GIVEN REQUEST: Give the number of lines that contain the string "उपलब", please, and nothing else.

═════ DATASET ROWS

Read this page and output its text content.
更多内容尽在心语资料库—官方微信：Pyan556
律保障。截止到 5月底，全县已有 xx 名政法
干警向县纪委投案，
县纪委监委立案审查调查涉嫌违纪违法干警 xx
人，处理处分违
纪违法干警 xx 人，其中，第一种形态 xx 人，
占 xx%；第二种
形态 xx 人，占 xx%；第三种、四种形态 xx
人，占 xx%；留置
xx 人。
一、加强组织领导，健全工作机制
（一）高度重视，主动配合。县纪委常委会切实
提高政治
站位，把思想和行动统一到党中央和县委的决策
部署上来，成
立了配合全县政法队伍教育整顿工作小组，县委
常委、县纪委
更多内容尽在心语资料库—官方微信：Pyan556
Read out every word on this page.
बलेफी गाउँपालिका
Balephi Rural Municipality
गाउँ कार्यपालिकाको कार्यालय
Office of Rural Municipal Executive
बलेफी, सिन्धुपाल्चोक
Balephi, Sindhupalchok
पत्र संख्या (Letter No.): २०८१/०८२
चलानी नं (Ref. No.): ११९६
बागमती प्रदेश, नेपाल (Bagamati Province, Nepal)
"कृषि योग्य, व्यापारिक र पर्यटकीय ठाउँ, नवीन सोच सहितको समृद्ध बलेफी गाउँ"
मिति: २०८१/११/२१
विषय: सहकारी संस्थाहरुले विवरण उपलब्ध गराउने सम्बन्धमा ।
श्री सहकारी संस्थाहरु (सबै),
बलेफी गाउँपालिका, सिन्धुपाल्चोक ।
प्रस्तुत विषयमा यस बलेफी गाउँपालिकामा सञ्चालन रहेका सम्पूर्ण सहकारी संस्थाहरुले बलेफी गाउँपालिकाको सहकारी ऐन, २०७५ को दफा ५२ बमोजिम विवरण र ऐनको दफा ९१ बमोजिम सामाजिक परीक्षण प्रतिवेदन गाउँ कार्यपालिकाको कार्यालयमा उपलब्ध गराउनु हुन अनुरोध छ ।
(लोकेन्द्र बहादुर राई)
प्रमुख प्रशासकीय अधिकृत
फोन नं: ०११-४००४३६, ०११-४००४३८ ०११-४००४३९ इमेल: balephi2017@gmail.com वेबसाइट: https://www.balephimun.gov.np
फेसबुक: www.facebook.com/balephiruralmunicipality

══════════

EXERCISE RESULT: 2